> [DIRECTIONS FOR THIS TASK]
Copy every line that holds "text".

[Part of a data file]
_ _ _ _

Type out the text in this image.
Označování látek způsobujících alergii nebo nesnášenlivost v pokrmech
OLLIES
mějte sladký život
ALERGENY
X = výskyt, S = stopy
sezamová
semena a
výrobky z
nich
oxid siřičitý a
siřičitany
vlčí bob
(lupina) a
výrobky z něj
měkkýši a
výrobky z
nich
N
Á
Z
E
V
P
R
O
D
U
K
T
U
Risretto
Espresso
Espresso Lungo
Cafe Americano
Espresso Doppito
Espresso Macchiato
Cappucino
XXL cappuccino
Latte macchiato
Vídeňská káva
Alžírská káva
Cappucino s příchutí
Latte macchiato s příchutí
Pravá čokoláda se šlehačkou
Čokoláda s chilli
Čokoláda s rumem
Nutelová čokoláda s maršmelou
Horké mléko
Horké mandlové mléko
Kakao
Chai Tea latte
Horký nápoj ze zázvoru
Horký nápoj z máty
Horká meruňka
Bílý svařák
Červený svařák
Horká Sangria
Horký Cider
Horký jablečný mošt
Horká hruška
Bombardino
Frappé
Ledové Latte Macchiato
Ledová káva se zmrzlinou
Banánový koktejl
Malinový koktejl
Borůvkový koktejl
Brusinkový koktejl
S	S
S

_ _ _ _

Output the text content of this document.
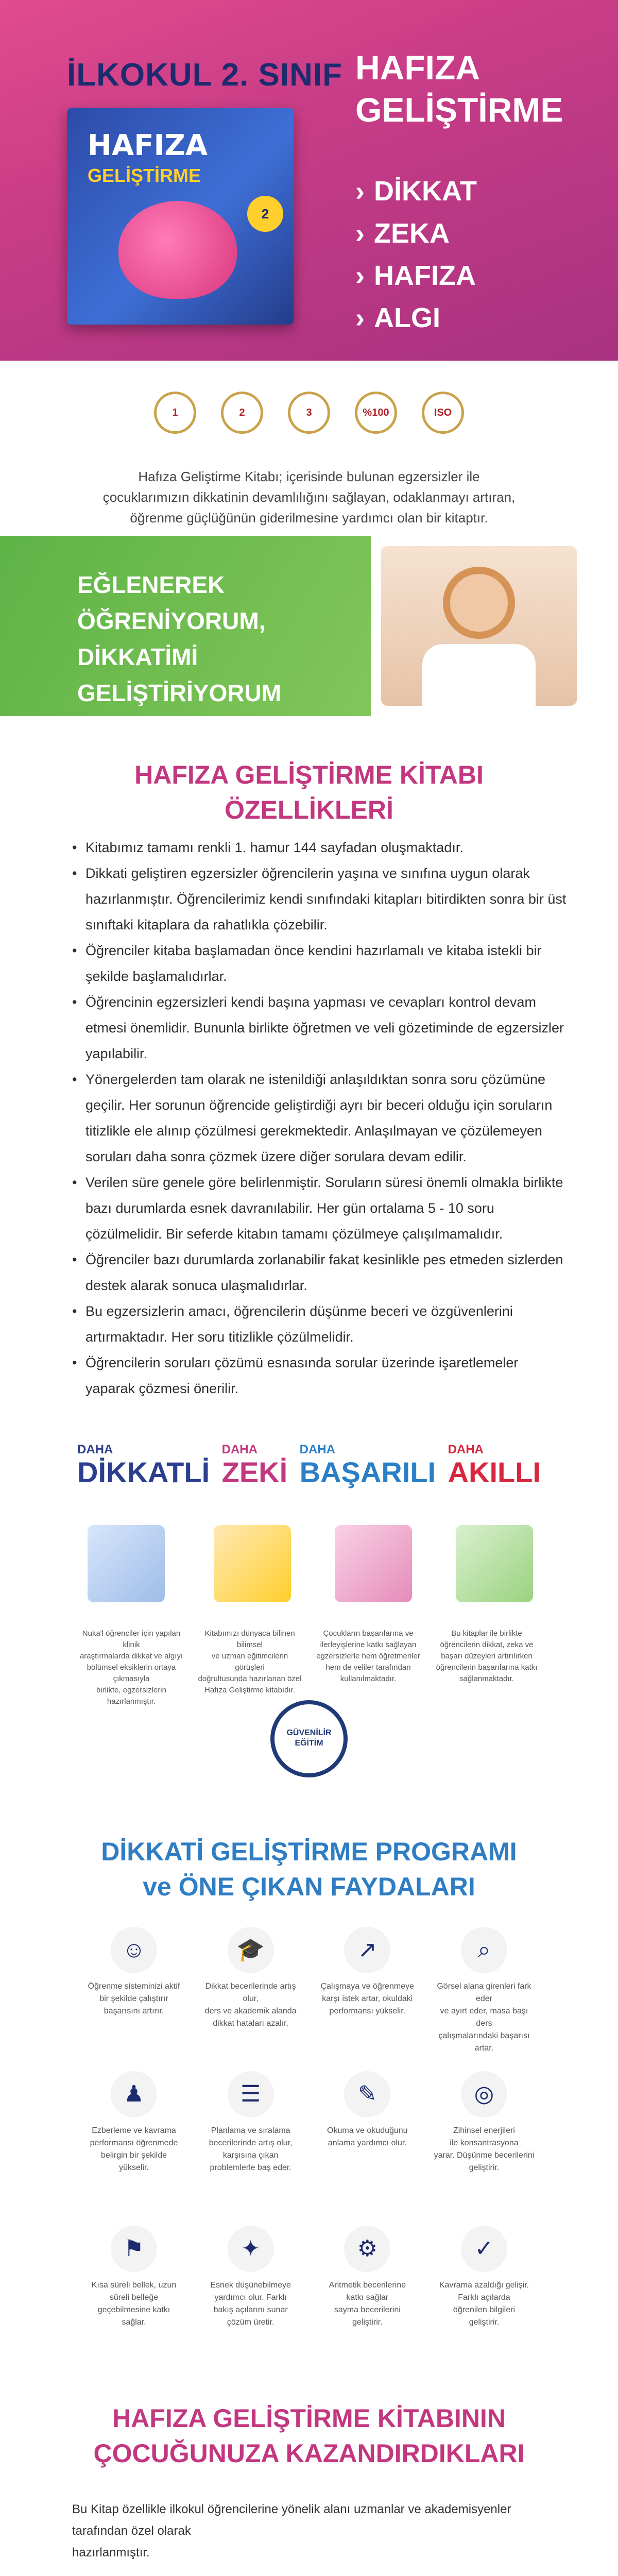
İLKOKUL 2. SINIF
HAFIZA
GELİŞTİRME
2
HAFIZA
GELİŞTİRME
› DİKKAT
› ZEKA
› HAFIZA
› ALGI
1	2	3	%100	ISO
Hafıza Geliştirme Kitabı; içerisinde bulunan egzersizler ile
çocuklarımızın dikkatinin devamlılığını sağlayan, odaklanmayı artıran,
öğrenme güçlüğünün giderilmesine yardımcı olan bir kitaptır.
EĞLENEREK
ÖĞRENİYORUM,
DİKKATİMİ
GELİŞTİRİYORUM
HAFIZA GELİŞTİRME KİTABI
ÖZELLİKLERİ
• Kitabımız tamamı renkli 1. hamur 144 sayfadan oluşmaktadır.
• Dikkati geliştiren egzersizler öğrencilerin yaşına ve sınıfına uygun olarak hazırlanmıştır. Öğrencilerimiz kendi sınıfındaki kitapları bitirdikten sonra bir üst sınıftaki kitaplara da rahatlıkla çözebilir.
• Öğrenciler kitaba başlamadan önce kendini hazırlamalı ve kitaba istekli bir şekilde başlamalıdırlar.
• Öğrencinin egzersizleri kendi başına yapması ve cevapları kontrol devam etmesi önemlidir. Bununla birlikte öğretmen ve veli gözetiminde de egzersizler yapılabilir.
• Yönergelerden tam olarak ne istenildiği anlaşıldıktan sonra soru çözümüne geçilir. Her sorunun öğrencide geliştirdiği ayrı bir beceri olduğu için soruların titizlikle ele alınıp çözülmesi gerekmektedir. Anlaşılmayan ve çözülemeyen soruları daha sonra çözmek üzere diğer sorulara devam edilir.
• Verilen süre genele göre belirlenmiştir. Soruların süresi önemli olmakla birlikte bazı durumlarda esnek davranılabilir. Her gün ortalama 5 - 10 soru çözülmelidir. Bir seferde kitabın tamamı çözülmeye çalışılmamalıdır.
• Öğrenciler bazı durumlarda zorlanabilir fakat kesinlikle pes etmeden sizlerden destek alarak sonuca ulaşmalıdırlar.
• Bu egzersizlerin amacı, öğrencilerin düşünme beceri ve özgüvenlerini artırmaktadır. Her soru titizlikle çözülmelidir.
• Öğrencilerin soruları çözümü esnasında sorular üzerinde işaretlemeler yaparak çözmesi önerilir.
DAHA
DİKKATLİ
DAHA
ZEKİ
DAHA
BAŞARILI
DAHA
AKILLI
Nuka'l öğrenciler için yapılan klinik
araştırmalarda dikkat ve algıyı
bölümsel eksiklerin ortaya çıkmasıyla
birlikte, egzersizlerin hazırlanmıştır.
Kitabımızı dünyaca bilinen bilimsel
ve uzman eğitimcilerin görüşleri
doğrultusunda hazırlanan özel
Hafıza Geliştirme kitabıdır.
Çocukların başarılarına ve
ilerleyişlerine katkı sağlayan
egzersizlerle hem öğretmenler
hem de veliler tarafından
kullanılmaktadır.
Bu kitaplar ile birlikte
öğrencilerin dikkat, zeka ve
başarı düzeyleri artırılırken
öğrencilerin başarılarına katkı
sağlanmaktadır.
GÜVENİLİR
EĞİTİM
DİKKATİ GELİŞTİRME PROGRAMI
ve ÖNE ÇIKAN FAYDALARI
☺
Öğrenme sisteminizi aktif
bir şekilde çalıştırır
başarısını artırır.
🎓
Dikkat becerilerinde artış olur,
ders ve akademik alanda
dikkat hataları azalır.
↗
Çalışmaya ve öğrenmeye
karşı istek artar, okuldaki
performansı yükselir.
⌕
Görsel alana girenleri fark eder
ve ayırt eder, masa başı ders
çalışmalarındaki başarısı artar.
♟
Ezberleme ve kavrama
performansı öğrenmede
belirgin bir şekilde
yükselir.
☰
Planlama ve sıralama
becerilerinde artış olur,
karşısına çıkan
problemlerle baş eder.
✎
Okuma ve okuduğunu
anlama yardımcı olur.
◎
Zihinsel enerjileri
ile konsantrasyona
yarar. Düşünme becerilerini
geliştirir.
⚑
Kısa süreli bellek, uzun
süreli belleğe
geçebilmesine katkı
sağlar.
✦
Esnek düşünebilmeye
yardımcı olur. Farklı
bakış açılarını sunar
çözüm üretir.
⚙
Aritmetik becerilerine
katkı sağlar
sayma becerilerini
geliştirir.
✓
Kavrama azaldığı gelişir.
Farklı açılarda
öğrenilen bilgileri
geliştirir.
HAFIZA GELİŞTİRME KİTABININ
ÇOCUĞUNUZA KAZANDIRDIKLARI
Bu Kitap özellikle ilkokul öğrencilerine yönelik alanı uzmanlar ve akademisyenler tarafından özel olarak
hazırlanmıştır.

_ _ _ _

> [SOLUTION TO THE EXERCISE]
Type out the text in this image.
Output the text content of this document.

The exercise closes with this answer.